--- Do this ---
Repeat every entry in the listing below, exactly.

**** Records for this exercise

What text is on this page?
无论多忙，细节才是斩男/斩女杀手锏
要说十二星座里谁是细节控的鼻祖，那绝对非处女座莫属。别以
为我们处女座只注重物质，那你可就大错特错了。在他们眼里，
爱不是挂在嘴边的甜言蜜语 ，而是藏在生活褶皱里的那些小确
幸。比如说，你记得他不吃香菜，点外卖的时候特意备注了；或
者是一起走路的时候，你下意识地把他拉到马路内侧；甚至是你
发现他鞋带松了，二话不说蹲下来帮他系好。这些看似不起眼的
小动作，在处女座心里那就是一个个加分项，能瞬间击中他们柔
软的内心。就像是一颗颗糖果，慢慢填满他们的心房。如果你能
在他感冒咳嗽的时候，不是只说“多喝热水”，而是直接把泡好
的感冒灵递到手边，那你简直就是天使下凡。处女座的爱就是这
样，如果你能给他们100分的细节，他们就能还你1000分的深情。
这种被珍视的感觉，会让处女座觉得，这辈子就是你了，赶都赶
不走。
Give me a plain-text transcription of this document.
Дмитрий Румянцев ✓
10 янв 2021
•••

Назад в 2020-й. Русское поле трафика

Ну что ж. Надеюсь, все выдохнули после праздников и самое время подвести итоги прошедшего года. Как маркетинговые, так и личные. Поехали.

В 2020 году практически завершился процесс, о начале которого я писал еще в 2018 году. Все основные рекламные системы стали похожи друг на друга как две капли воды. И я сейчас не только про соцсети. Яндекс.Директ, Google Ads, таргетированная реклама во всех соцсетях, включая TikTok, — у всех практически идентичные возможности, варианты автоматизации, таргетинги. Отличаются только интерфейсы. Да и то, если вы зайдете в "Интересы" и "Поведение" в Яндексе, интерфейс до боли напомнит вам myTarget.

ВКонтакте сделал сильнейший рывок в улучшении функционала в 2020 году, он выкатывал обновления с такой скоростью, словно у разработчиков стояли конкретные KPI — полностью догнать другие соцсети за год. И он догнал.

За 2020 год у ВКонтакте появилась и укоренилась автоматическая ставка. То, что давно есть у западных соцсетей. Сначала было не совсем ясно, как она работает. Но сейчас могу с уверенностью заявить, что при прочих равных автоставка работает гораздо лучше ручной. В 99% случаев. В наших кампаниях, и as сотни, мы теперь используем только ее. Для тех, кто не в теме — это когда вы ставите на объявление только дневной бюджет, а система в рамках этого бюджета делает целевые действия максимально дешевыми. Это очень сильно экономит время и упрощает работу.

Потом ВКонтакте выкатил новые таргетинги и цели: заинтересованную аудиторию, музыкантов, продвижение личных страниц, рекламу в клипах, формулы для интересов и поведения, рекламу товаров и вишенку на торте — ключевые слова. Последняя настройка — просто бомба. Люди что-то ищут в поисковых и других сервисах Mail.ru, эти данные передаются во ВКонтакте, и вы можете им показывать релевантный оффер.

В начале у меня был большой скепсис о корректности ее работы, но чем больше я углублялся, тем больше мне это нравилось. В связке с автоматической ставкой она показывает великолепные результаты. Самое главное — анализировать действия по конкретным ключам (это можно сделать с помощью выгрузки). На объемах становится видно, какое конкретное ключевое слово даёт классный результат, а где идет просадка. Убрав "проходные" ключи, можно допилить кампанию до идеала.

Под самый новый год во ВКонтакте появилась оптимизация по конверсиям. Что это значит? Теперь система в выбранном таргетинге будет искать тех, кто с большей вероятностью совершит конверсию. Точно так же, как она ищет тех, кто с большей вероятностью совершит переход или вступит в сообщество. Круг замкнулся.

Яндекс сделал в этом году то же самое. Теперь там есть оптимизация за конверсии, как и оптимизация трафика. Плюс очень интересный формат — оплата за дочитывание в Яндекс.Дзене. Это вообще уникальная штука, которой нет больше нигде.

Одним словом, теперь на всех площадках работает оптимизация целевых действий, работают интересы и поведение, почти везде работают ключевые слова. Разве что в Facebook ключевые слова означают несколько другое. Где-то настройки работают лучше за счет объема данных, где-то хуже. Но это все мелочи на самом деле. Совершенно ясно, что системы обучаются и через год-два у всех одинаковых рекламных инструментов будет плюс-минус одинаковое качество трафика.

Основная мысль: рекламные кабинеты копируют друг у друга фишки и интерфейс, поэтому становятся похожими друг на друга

********

--- Output for this exercise ---
What text is on this page?
无论多忙，细节才是斩男/斩女杀手锏
要说十二星座里谁是细节控的鼻祖，那绝对非处女座莫属。别以
为我们处女座只注重物质，那你可就大错特错了。在他们眼里，
爱不是挂在嘴边的甜言蜜语 ，而是藏在生活褶皱里的那些小确
幸。比如说，你记得他不吃香菜，点外卖的时候特意备注了；或
者是一起走路的时候，你下意识地把他拉到马路内侧；甚至是你
发现他鞋带松了，二话不说蹲下来帮他系好。这些看似不起眼的
小动作，在处女座心里那就是一个个加分项，能瞬间击中他们柔
软的内心。就像是一颗颗糖果，慢慢填满他们的心房。如果你能
在他感冒咳嗽的时候，不是只说“多喝热水”，而是直接把泡好
的感冒灵递到手边，那你简直就是天使下凡。处女座的爱就是这
样，如果你能给他们100分的细节，他们就能还你1000分的深情。
这种被珍视的感觉，会让处女座觉得，这辈子就是你了，赶都赶
不走。
Give me a plain-text transcription of this document.
Дмитрий Румянцев ✓
10 янв 2021
•••

Назад в 2020-й. Русское поле трафика

Ну что ж. Надеюсь, все выдохнули после праздников и самое время подвести итоги прошедшего года. Как маркетинговые, так и личные. Поехали.

В 2020 году практически завершился процесс, о начале которого я писал еще в 2018 году. Все основные рекламные системы стали похожи друг на друга как две капли воды. И я сейчас не только про соцсети. Яндекс.Директ, Google Ads, таргетированная реклама во всех соцсетях, включая TikTok, — у всех практически идентичные возможности, варианты автоматизации, таргетинги. Отличаются только интерфейсы. Да и то, если вы зайдете в "Интересы" и "Поведение" в Яндексе, интерфейс до боли напомнит вам myTarget.

ВКонтакте сделал сильнейший рывок в улучшении функционала в 2020 году, он выкатывал обновления с такой скоростью, словно у разработчиков стояли конкретные KPI — полностью догнать другие соцсети за год. И он догнал.

За 2020 год у ВКонтакте появилась и укоренилась автоматическая ставка. То, что давно есть у западных соцсетей. Сначала было не совсем ясно, как она работает. Но сейчас могу с уверенностью заявить, что при прочих равных автоставка работает гораздо лучше ручной. В 99% случаев. В наших кампаниях, и as сотни, мы теперь используем только ее. Для тех, кто не в теме — это когда вы ставите на объявление только дневной бюджет, а система в рамках этого бюджета делает целевые действия максимально дешевыми. Это очень сильно экономит время и упрощает работу.

Потом ВКонтакте выкатил новые таргетинги и цели: заинтересованную аудиторию, музыкантов, продвижение личных страниц, рекламу в клипах, формулы для интересов и поведения, рекламу товаров и вишенку на торте — ключевые слова. Последняя настройка — просто бомба. Люди что-то ищут в поисковых и других сервисах Mail.ru, эти данные передаются во ВКонтакте, и вы можете им показывать релевантный оффер.

В начале у меня был большой скепсис о корректности ее работы, но чем больше я углублялся, тем больше мне это нравилось. В связке с автоматической ставкой она показывает великолепные результаты. Самое главное — анализировать действия по конкретным ключам (это можно сделать с помощью выгрузки). На объемах становится видно, какое конкретное ключевое слово даёт классный результат, а где идет просадка. Убрав "проходные" ключи, можно допилить кампанию до идеала.

Под самый новый год во ВКонтакте появилась оптимизация по конверсиям. Что это значит? Теперь система в выбранном таргетинге будет искать тех, кто с большей вероятностью совершит конверсию. Точно так же, как она ищет тех, кто с большей вероятностью совершит переход или вступит в сообщество. Круг замкнулся.

Яндекс сделал в этом году то же самое. Теперь там есть оптимизация за конверсии, как и оптимизация трафика. Плюс очень интересный формат — оплата за дочитывание в Яндекс.Дзене. Это вообще уникальная штука, которой нет больше нигде.

Одним словом, теперь на всех площадках работает оптимизация целевых действий, работают интересы и поведение, почти везде работают ключевые слова. Разве что в Facebook ключевые слова означают несколько другое. Где-то настройки работают лучше за счет объема данных, где-то хуже. Но это все мелочи на самом деле. Совершенно ясно, что системы обучаются и через год-два у всех одинаковых рекламных инструментов будет плюс-минус одинаковое качество трафика.

Основная мысль: рекламные кабинеты копируют друг у друга фишки и интерфейс, поэтому становятся похожими друг на друга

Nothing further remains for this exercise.